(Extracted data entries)
━━━━━━━━━━
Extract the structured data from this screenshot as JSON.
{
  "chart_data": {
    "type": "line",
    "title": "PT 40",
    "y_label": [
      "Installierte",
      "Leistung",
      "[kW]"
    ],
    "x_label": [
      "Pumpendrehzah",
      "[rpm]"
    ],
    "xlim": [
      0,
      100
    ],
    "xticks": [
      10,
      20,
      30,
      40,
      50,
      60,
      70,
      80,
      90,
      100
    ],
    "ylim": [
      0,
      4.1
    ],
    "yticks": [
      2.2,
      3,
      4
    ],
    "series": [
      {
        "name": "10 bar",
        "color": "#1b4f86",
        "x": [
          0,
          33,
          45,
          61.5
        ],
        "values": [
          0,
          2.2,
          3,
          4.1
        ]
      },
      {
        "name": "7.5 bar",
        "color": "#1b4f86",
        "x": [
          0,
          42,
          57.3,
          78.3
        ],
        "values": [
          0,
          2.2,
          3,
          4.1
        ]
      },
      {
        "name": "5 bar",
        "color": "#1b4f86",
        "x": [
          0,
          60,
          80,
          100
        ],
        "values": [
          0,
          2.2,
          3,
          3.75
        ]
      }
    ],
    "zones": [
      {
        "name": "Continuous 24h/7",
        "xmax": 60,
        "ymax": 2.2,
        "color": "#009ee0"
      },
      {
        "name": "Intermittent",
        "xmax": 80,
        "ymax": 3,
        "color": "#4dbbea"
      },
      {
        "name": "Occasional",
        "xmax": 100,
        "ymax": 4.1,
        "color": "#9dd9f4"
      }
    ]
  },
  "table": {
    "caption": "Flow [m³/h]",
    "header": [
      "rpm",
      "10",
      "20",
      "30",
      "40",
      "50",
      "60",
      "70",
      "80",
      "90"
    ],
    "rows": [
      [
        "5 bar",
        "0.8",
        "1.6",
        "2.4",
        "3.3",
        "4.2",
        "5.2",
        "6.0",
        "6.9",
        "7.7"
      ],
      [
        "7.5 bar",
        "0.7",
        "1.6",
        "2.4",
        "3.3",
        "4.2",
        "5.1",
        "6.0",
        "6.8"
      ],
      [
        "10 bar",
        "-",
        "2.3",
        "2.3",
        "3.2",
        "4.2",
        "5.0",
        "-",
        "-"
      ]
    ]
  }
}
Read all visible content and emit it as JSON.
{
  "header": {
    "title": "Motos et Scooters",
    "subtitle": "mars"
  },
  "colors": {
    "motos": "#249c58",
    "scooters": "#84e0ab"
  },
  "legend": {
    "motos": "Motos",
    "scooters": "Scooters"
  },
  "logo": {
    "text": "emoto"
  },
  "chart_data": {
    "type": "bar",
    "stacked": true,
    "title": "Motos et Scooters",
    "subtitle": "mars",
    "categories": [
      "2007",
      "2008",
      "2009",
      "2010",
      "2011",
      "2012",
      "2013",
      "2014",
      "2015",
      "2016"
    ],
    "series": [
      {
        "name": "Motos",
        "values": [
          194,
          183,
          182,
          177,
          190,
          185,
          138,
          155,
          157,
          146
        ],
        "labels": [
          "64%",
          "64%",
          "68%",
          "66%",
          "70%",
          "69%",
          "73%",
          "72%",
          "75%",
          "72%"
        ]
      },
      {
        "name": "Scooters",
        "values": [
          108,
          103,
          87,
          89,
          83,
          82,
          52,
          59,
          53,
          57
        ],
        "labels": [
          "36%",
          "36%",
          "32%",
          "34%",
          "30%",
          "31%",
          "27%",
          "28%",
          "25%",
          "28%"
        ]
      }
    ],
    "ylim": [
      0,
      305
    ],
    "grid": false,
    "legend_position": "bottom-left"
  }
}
━━━━━━━━━━
» **Given task**
Copy out all of the data exactly, leaving nothing out.

» **Answer to the problem**
Extract the structured data from this screenshot as JSON.
{
  "chart_data": {
    "type": "line",
    "title": "PT 40",
    "y_label": [
      "Installierte",
      "Leistung",
      "[kW]"
    ],
    "x_label": [
      "Pumpendrehzah",
      "[rpm]"
    ],
    "xlim": [
      0,
      100
    ],
    "xticks": [
      10,
      20,
      30,
      40,
      50,
      60,
      70,
      80,
      90,
      100
    ],
    "ylim": [
      0,
      4.1
    ],
    "yticks": [
      2.2,
      3,
      4
    ],
    "series": [
      {
        "name": "10 bar",
        "color": "#1b4f86",
        "x": [
          0,
          33,
          45,
          61.5
        ],
        "values": [
          0,
          2.2,
          3,
          4.1
        ]
      },
      {
        "name": "7.5 bar",
        "color": "#1b4f86",
        "x": [
          0,
          42,
          57.3,
          78.3
        ],
        "values": [
          0,
          2.2,
          3,
          4.1
        ]
      },
      {
        "name": "5 bar",
        "color": "#1b4f86",
        "x": [
          0,
          60,
          80,
          100
        ],
        "values": [
          0,
          2.2,
          3,
          3.75
        ]
      }
    ],
    "zones": [
      {
        "name": "Continuous 24h/7",
        "xmax": 60,
        "ymax": 2.2,
        "color": "#009ee0"
      },
      {
        "name": "Intermittent",
        "xmax": 80,
        "ymax": 3,
        "color": "#4dbbea"
      },
      {
        "name": "Occasional",
        "xmax": 100,
        "ymax": 4.1,
        "color": "#9dd9f4"
      }
    ]
  },
  "table": {
    "caption": "Flow [m³/h]",
    "header": [
      "rpm",
      "10",
      "20",
      "30",
      "40",
      "50",
      "60",
      "70",
      "80",
      "90"
    ],
    "rows": [
      [
        "5 bar",
        "0.8",
        "1.6",
        "2.4",
        "3.3",
        "4.2",
        "5.2",
        "6.0",
        "6.9",
        "7.7"
      ],
      [
        "7.5 bar",
        "0.7",
        "1.6",
        "2.4",
        "3.3",
        "4.2",
        "5.1",
        "6.0",
        "6.8"
      ],
      [
        "10 bar",
        "-",
        "2.3",
        "2.3",
        "3.2",
        "4.2",
        "5.0",
        "-",
        "-"
      ]
    ]
  }
}
Read all visible content and emit it as JSON.
{
  "header": {
    "title": "Motos et Scooters",
    "subtitle": "mars"
  },
  "colors": {
    "motos": "#249c58",
    "scooters": "#84e0ab"
  },
  "legend": {
    "motos": "Motos",
    "scooters": "Scooters"
  },
  "logo": {
    "text": "emoto"
  },
  "chart_data": {
    "type": "bar",
    "stacked": true,
    "title": "Motos et Scooters",
    "subtitle": "mars",
    "categories": [
      "2007",
      "2008",
      "2009",
      "2010",
      "2011",
      "2012",
      "2013",
      "2014",
      "2015",
      "2016"
    ],
    "series": [
      {
        "name": "Motos",
        "values": [
          194,
          183,
          182,
          177,
          190,
          185,
          138,
          155,
          157,
          146
        ],
        "labels": [
          "64%",
          "64%",
          "68%",
          "66%",
          "70%",
          "69%",
          "73%",
          "72%",
          "75%",
          "72%"
        ]
      },
      {
        "name": "Scooters",
        "values": [
          108,
          103,
          87,
          89,
          83,
          82,
          52,
          59,
          53,
          57
        ],
        "labels": [
          "36%",
          "36%",
          "32%",
          "34%",
          "30%",
          "31%",
          "27%",
          "28%",
          "25%",
          "28%"
        ]
      }
    ],
    "ylim": [
      0,
      305
    ],
    "grid": false,
    "legend_position": "bottom-left"
  }
}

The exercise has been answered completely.